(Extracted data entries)
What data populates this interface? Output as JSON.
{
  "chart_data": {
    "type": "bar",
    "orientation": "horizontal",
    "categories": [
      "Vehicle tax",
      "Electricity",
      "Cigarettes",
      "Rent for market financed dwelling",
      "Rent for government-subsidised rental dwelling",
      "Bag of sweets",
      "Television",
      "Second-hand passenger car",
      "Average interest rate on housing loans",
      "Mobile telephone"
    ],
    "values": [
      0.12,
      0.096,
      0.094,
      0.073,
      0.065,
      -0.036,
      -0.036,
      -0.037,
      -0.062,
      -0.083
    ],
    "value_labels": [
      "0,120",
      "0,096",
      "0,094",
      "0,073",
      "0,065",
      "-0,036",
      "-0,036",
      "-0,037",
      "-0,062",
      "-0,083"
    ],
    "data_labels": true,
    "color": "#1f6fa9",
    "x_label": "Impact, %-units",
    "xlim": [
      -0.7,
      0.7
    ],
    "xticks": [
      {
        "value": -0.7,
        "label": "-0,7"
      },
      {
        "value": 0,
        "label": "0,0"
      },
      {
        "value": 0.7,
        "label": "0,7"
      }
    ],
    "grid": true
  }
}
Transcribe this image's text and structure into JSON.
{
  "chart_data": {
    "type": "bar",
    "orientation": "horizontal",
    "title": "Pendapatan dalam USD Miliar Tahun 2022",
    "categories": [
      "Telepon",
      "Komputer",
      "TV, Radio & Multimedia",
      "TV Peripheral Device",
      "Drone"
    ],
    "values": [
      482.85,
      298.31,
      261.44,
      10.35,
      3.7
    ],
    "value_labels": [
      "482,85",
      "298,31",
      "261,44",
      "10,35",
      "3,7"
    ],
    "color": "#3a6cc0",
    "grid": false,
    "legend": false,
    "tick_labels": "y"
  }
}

TASK REQUIREMENTS
Reproduce the full listing word for word.

RESULT OF THIS EXERCISE
What data populates this interface? Output as JSON.
{
  "chart_data": {
    "type": "bar",
    "orientation": "horizontal",
    "categories": [
      "Vehicle tax",
      "Electricity",
      "Cigarettes",
      "Rent for market financed dwelling",
      "Rent for government-subsidised rental dwelling",
      "Bag of sweets",
      "Television",
      "Second-hand passenger car",
      "Average interest rate on housing loans",
      "Mobile telephone"
    ],
    "values": [
      0.12,
      0.096,
      0.094,
      0.073,
      0.065,
      -0.036,
      -0.036,
      -0.037,
      -0.062,
      -0.083
    ],
    "value_labels": [
      "0,120",
      "0,096",
      "0,094",
      "0,073",
      "0,065",
      "-0,036",
      "-0,036",
      "-0,037",
      "-0,062",
      "-0,083"
    ],
    "data_labels": true,
    "color": "#1f6fa9",
    "x_label": "Impact, %-units",
    "xlim": [
      -0.7,
      0.7
    ],
    "xticks": [
      {
        "value": -0.7,
        "label": "-0,7"
      },
      {
        "value": 0,
        "label": "0,0"
      },
      {
        "value": 0.7,
        "label": "0,7"
      }
    ],
    "grid": true
  }
}
Transcribe this image's text and structure into JSON.
{
  "chart_data": {
    "type": "bar",
    "orientation": "horizontal",
    "title": "Pendapatan dalam USD Miliar Tahun 2022",
    "categories": [
      "Telepon",
      "Komputer",
      "TV, Radio & Multimedia",
      "TV Peripheral Device",
      "Drone"
    ],
    "values": [
      482.85,
      298.31,
      261.44,
      10.35,
      3.7
    ],
    "value_labels": [
      "482,85",
      "298,31",
      "261,44",
      "10,35",
      "3,7"
    ],
    "color": "#3a6cc0",
    "grid": false,
    "legend": false,
    "tick_labels": "y"
  }
}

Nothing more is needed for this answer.